Text segment
Born Free is a 1966 British drama film starring the real-life couple Virginia McKenna and Bill Travers as Joy and George Adamson, another real-life couple, who raised Elsa the Lioness, an orphaned lion cub, to adulthood and released her into the wilderness of Kenya. The film was produced by Open Road Films Ltd. and Columbia Pictures. The screenplay, written by blacklisted Hollywood writer Lester Cole (under the pseudonym "Gerald L.C. Copley"), was based upon Joy Adamson's 1960 non-fiction book Born Free. The film was directed by James Hill and produced by Sam Jaffe and Paul Radin.  Born Free, and its musical score, by John Barry, as well as the title song, with lyrics by Don Black and sung by Matt Monro, won numerous awards.

Plot summary
In the Northern Province of Kenya, a woman is killed and eaten by a male lion. British senior wildlife warden George Adamson (Bill Travers) is sent in to kill the menacing lion and also his female, who charges him in defence of her three cubs. Realizing they are now motherless, George brings the three cubs home to his wife Joy (Virginia McKenna) and raises them. They name the cubs Big One, Lastika, and Elsa, who is the youngest and the one which Joy and George become especially attached to. When the cubs get too old, the older two are sent to Rotterdam Zoo but the Adamsons choose to keep Elsa.

Some years later, Joy and George soon have to travel to Kiunga as George has been told by his boss, John Kendall (Geoffrey Keen) about a lion who is killing goats in a local village. George successfully manages to kill the lion and he and Joy are able to share a special holiday with Elsa, where they introduce her to the Indian Ocean. On returning to the Northern Province, the Adamsons learn that Elsa has caused a massive elephant stampede. Kendall states that the Adamsons can no longer keep Elsa and must find a zoo to take her in. However, Joy instead wishes to teach Elsa how to survive in the wild, which Kendall reluctantly gives her and George three months to do.

Joy and George travel to Meru National Park where they aim to release Elsa. Initially, they attempt to introduce Elsa to a male lion, which does not go to plan – they leave her overnight with a fresh zebra kill but return in the morning to find her all by herself. Elsa is constantly taken out to the bush but fails to make a kill, getting attacked by a warthog on one of these outings. Eventually, Joy and George decide to leave Elsa in the bush for at least a week and change the location of their camp so that Elsa can become more independent. However, they find her severely injured (possibly by wild lions). Joy still believes that she can teach Elsa to survive as she opposes sending her to a zoo, where she will have no freedom. This proves to be a good decision as Elsa eventually starts leaving the Adamsons for days at a time and eventually makes several kills. The Adamsons thus take her out for her final test – an attempt to join a wild pride. Elsa manages to fight a wild lioness and is accepted into the pride – Joy and George are overjoyed at their success but promise to see their dear friend again when they return to Kenya.

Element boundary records

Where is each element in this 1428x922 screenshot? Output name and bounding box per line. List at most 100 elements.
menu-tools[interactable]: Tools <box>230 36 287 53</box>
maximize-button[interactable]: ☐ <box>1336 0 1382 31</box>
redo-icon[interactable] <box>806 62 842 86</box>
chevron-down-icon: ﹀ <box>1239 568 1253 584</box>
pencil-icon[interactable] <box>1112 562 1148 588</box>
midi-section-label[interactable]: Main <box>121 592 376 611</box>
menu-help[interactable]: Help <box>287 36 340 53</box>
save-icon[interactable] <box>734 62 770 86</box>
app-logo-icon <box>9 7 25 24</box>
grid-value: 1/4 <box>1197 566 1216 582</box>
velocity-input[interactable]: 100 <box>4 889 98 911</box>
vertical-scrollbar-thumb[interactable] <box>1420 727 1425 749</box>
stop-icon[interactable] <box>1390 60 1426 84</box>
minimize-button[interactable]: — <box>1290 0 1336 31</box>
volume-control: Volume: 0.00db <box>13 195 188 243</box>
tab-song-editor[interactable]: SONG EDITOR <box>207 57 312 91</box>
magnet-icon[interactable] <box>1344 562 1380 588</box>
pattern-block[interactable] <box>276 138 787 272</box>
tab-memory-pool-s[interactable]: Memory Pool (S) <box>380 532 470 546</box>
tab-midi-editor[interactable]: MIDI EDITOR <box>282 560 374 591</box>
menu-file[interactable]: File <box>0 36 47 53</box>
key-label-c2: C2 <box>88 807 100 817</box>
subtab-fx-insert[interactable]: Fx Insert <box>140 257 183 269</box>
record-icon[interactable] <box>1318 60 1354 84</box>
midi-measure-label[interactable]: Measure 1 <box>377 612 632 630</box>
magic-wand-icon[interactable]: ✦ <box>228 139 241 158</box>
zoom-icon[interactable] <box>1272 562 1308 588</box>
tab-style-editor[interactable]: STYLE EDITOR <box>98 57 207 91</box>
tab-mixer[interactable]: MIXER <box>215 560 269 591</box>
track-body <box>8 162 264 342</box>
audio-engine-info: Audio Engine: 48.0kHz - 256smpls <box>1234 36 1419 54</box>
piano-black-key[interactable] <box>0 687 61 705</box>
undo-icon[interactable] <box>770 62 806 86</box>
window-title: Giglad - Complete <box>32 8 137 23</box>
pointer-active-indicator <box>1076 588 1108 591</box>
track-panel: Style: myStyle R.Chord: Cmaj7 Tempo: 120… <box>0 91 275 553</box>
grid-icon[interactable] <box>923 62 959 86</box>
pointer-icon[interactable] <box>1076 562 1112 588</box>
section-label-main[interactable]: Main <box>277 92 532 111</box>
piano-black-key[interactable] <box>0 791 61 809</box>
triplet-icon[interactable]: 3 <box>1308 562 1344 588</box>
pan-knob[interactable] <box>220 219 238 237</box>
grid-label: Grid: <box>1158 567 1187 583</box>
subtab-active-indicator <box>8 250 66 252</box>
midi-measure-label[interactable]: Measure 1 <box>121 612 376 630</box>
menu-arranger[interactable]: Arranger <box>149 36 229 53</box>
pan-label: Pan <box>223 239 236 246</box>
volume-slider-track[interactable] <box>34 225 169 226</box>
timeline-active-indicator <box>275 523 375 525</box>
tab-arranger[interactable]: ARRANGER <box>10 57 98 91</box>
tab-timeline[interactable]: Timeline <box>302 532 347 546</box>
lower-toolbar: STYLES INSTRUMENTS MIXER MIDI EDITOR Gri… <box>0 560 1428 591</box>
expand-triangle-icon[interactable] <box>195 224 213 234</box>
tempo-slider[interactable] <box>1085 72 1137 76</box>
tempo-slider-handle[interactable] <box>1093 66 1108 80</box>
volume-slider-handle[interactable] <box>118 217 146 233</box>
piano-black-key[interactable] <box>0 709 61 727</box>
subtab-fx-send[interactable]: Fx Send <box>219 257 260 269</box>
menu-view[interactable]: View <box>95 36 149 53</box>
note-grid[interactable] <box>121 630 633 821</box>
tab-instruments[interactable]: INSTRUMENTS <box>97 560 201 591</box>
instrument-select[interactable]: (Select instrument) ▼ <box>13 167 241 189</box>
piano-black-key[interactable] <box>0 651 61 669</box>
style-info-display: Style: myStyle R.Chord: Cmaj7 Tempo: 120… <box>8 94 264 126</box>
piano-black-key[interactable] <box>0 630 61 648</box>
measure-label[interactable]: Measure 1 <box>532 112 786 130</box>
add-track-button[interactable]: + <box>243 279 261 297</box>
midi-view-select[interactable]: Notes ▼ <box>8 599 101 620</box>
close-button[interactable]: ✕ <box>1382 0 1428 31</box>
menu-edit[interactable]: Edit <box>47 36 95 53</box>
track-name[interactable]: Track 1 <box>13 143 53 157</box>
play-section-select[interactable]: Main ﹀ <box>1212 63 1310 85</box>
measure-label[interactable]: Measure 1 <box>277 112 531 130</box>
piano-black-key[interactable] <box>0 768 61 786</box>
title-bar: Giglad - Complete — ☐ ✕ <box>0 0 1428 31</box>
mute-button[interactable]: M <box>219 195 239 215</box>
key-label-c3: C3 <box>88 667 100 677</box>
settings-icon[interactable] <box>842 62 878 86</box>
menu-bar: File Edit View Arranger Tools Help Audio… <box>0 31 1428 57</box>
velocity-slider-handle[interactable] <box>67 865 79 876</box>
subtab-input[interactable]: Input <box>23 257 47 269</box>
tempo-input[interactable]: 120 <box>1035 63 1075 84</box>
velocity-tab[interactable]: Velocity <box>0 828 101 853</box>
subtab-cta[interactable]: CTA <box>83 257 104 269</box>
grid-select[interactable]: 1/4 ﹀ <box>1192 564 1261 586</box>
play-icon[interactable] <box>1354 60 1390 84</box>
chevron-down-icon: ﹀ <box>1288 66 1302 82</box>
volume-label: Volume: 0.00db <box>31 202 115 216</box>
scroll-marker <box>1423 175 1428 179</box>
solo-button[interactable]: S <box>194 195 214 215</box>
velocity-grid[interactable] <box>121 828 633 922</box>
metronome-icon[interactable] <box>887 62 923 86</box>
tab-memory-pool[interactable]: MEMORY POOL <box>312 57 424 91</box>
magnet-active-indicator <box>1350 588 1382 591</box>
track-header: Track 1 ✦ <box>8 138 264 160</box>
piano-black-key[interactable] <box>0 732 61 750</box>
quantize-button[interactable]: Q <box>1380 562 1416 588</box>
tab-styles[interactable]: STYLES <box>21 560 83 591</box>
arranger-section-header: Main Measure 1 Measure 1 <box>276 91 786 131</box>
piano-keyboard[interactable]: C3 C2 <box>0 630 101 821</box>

Task set
1. Please reproduce the Born Free passage word for word, starting at "Born Free is" and ending at "won numerous awards.".
2. Write the next part of the Born Free passage, picking up after its final sentence.

Outputs
1.
Born Free is a 1966 British drama film starring the real-life couple Virginia McKenna and Bill Travers as Joy and George Adamson, another real-life couple, who raised Elsa the Lioness, an orphaned lion cub, to adulthood and released her into the wilderness of Kenya. The film was produced by Open Road Films Ltd. and Columbia Pictures. The screenplay, written by blacklisted Hollywood writer Lester Cole (under the pseudonym "Gerald L.C. Copley"), was based upon Joy Adamson's 1960 non-fiction book Born Free. The film was directed by James Hill and produced by Sam Jaffe and Paul Radin.  Born Free, and its musical score, by John Barry, as well as the title song, with lyrics by Don Black and sung by Matt Monro, won numerous awards.

2.
A year later, the Adamsons return to Kenya and are given a week to find Elsa. They are overjoyed to see that Elsa has succeeded as a wild lion and is now the mother of three cubs. However, Joy and George both agree that they will not interact with the cubs, allowing them to survive as wild lions.

Cast
 Virginia McKenna as Joy Adamson
 Bill Travers as George Adamson
 Geoffrey Keen as John Kendall
 Peter Lukoye as Nuru
 Surya Patel as the Doctor
 Geoffrey Best as Watson, a big game hunter
 Bill Godden as Sam

The film's credits list lions and lionesses Boy, Girl, Henrietta, Mara, Ugas, and "the Cubs".

Production
The film reunited the real-life couple Bill Travers and Virginia McKenna as a couple first seen together in The Smallest Show on Earth in 1957.

George Adamson served as chief technical advisor on the film and discusses his involvement in his first autobiography, Bwana Game (UK title, 1968), known in the US as A Lifetime with Lions. According to Ben Mankiewicz, who introduces the film on Turner Classic Movies, the production unit mainly used wild lions.

The making of the film was a life-changing experience for actors Virginia McKenna and her husband Bill Travers, who became animal rights activists and were instrumental in creating the Born Free Foundation.

One of the lions in the film was played by a former mascot of the Scots Guards, who had to leave him behind when they left Kenya.
The producers also acknowledged the help received from Emperor Haile Selassie of Ethiopia and the Game Department of Uganda.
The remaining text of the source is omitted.